» Information given
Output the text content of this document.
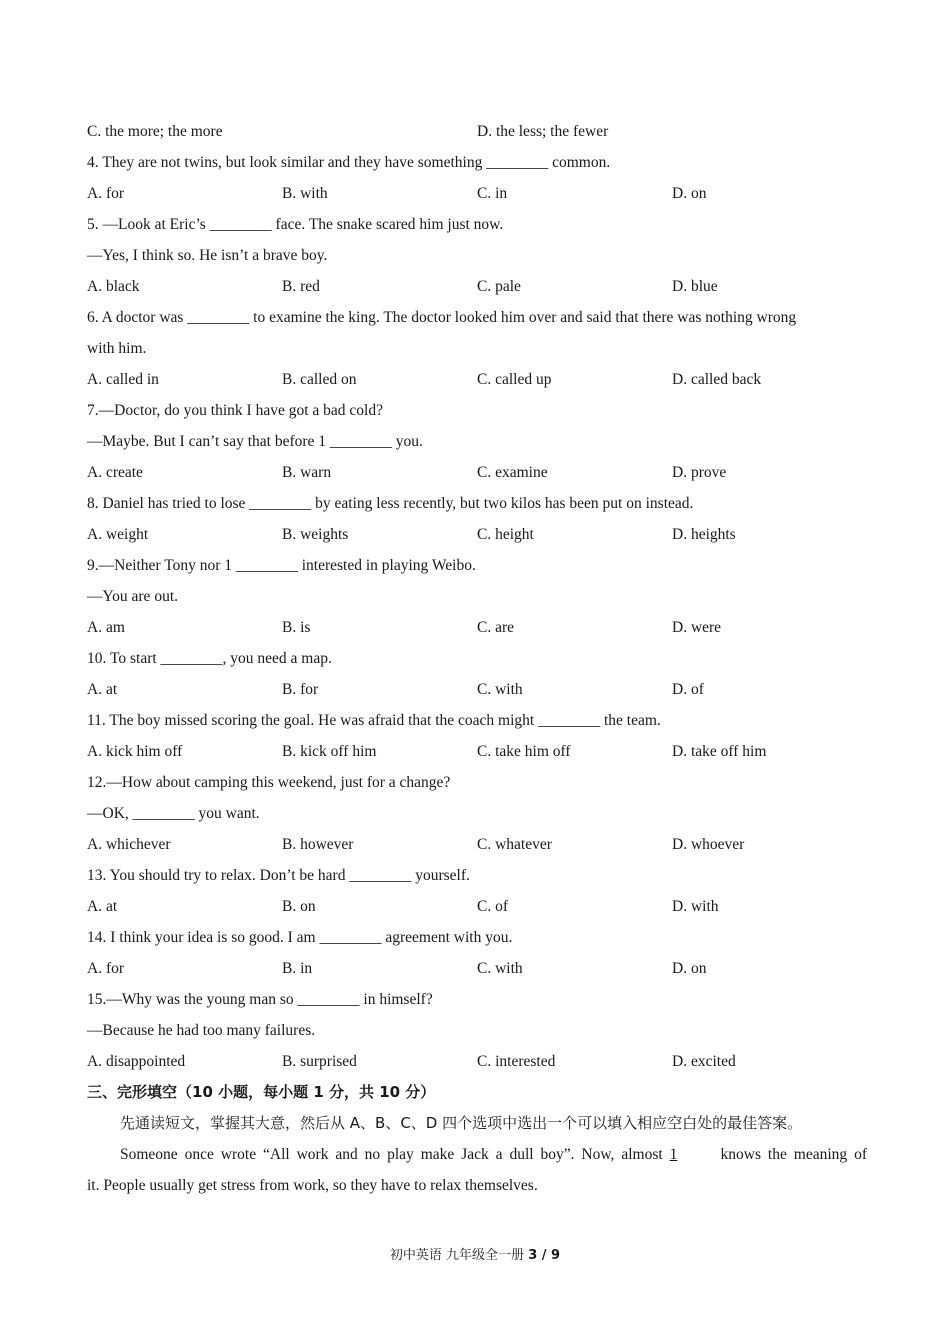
C. the more; the more	D. the less; the fewer
4. They are not twins, but look similar and they have something ________ common.
A. for	B. with	C. in	D. on
5. —Look at Eric’s ________ face. The snake scared him just now.
—Yes, I think so. He isn’t a brave boy.
A. black	B. red	C. pale	D. blue
6. A doctor was ________ to examine the king. The doctor looked him over and said that there was nothing wrong
with him.
A. called in	B. called on	C. called up	D. called back
7.—Doctor, do you think I have got a bad cold?
—Maybe. But I can’t say that before 1 ________ you.
A. create	B. warn	C. examine	D. prove
8. Daniel has tried to lose ________ by eating less recently, but two kilos has been put on instead.
A. weight	B. weights	C. height	D. heights
9.—Neither Tony nor 1 ________ interested in playing Weibo.
—You are out.
A. am	B. is	C. are	D. were
10. To start ________, you need a map.
A. at	B. for	C. with	D. of
11. The boy missed scoring the goal. He was afraid that the coach might ________ the team.
A. kick him off	B. kick off him	C. take him off	D. take off him
12.—How about camping this weekend, just for a change?
—OK, ________ you want.
A. whichever	B. however	C. whatever	D. whoever
13. You should try to relax. Don’t be hard ________ yourself.
A. at	B. on	C. of	D. with
14. I think your idea is so good. I am ________ agreement with you.
A. for	B. in	C. with	D. on
15.—Why was the young man so ________ in himself?
—Because he had too many failures.
A. disappointed	B. surprised	C. interested	D. excited
三、完形填空（10 小题，每小题 1 分，共 10 分）
先通读短文，掌握其大意，然后从 A、B、C、D 四个选项中选出一个可以填入相应空白处的最佳答案。
Someone once wrote “All work and no play make Jack a dull boy”. Now, almost 1	knows the meaning of
it. People usually get stress from work, so they have to relax themselves.
初中英语 九年级全一册 3 / 9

» Objective
Each record should be quoted exactly, with the images omitted.

» Result for this task
Output the text content of this document.
C. the more; the more	D. the less; the fewer
4. They are not twins, but look similar and they have something ________ common.
A. for	B. with	C. in	D. on
5. —Look at Eric’s ________ face. The snake scared him just now.
—Yes, I think so. He isn’t a brave boy.
A. black	B. red	C. pale	D. blue
6. A doctor was ________ to examine the king. The doctor looked him over and said that there was nothing wrong
with him.
A. called in	B. called on	C. called up	D. called back
7.—Doctor, do you think I have got a bad cold?
—Maybe. But I can’t say that before 1 ________ you.
A. create	B. warn	C. examine	D. prove
8. Daniel has tried to lose ________ by eating less recently, but two kilos has been put on instead.
A. weight	B. weights	C. height	D. heights
9.—Neither Tony nor 1 ________ interested in playing Weibo.
—You are out.
A. am	B. is	C. are	D. were
10. To start ________, you need a map.
A. at	B. for	C. with	D. of
11. The boy missed scoring the goal. He was afraid that the coach might ________ the team.
A. kick him off	B. kick off him	C. take him off	D. take off him
12.—How about camping this weekend, just for a change?
—OK, ________ you want.
A. whichever	B. however	C. whatever	D. whoever
13. You should try to relax. Don’t be hard ________ yourself.
A. at	B. on	C. of	D. with
14. I think your idea is so good. I am ________ agreement with you.
A. for	B. in	C. with	D. on
15.—Why was the young man so ________ in himself?
—Because he had too many failures.
A. disappointed	B. surprised	C. interested	D. excited
三、完形填空（10 小题，每小题 1 分，共 10 分）
先通读短文，掌握其大意，然后从 A、B、C、D 四个选项中选出一个可以填入相应空白处的最佳答案。
Someone once wrote “All work and no play make Jack a dull boy”. Now, almost 1	knows the meaning of
it. People usually get stress from work, so they have to relax themselves.
初中英语 九年级全一册 3 / 9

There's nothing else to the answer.